- _Aim_: Find each line containing the word "categories" and report how many there are. Add nothing else.

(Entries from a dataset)
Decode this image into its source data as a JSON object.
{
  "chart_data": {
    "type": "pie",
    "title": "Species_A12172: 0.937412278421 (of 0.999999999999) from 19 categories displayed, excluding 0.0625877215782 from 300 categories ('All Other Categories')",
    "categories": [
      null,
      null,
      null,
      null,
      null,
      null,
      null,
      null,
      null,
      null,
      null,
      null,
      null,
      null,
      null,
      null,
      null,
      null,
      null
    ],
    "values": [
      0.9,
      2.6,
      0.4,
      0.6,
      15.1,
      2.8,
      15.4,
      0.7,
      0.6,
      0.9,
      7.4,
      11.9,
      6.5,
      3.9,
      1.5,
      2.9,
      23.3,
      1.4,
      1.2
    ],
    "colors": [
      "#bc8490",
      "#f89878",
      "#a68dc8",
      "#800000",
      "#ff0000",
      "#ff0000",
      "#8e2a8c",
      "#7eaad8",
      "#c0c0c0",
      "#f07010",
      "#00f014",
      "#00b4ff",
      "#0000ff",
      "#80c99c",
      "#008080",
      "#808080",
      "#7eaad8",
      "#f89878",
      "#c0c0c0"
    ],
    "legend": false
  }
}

- _Answer to the exercise_: 2